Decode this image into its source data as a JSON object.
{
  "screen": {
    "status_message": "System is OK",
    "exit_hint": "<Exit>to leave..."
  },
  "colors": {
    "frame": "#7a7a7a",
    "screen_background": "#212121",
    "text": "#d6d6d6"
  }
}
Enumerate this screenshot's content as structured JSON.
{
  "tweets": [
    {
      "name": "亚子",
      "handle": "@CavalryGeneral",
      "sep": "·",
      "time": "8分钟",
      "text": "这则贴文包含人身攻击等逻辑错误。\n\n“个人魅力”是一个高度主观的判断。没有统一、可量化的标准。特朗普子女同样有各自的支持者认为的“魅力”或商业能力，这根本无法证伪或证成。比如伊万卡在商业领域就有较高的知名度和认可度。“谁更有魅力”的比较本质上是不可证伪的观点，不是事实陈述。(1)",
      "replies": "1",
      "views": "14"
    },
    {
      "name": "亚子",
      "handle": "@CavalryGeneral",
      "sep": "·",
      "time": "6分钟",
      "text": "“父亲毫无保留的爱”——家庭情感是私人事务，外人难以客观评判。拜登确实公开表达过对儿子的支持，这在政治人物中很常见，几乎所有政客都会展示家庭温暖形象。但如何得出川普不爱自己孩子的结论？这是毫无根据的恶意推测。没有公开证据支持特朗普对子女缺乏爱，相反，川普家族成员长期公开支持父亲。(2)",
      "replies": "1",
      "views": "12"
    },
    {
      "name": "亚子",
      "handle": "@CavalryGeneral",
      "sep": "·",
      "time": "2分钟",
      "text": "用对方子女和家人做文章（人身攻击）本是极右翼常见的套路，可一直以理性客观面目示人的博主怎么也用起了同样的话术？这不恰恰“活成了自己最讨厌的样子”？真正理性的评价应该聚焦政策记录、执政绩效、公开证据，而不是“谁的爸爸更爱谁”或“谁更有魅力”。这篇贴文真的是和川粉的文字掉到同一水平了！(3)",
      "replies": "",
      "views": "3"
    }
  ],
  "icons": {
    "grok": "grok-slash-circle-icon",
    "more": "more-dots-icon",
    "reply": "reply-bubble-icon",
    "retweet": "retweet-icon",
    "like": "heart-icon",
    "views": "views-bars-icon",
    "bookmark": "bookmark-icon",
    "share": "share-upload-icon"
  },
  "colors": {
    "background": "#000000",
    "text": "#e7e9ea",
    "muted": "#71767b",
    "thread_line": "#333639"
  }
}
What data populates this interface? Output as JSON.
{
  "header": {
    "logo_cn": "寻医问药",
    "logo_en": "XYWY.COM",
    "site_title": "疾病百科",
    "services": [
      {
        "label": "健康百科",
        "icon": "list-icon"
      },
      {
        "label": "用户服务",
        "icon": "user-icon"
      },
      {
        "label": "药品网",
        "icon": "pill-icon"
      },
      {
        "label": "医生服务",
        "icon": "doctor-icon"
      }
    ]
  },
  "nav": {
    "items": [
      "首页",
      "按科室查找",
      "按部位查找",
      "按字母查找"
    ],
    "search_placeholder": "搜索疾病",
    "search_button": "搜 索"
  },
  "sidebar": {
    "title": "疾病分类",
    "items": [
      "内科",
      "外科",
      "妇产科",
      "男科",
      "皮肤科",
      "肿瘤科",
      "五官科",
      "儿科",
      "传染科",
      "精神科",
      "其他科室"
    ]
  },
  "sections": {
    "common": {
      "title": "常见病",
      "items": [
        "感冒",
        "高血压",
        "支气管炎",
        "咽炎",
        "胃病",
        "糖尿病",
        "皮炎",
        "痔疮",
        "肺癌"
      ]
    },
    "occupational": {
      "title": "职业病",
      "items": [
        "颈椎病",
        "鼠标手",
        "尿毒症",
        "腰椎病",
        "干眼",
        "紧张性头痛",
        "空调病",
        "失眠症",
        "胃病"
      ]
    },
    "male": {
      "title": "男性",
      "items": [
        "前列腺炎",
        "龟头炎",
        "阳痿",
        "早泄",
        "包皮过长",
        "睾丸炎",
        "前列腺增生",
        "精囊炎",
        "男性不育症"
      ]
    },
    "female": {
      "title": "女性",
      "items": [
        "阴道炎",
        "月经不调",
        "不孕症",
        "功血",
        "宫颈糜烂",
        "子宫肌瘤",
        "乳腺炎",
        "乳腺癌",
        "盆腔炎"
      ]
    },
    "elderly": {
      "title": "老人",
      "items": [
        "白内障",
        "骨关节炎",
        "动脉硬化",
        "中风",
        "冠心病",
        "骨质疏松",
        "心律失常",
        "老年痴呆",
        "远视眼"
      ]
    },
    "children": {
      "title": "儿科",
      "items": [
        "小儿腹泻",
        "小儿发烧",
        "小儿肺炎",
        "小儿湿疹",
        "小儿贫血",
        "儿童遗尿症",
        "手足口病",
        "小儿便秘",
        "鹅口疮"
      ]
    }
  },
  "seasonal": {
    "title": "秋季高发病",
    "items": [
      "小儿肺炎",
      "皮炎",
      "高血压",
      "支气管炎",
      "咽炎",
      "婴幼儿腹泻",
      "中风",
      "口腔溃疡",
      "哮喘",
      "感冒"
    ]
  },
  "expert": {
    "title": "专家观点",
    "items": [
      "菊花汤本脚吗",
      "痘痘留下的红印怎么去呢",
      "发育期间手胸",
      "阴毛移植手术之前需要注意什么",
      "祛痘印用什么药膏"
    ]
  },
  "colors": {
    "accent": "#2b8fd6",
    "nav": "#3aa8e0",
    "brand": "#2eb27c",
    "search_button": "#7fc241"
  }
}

Stated task = The records are above. How many lines in them contain the word "data"? Give the number alone.

Solution = 2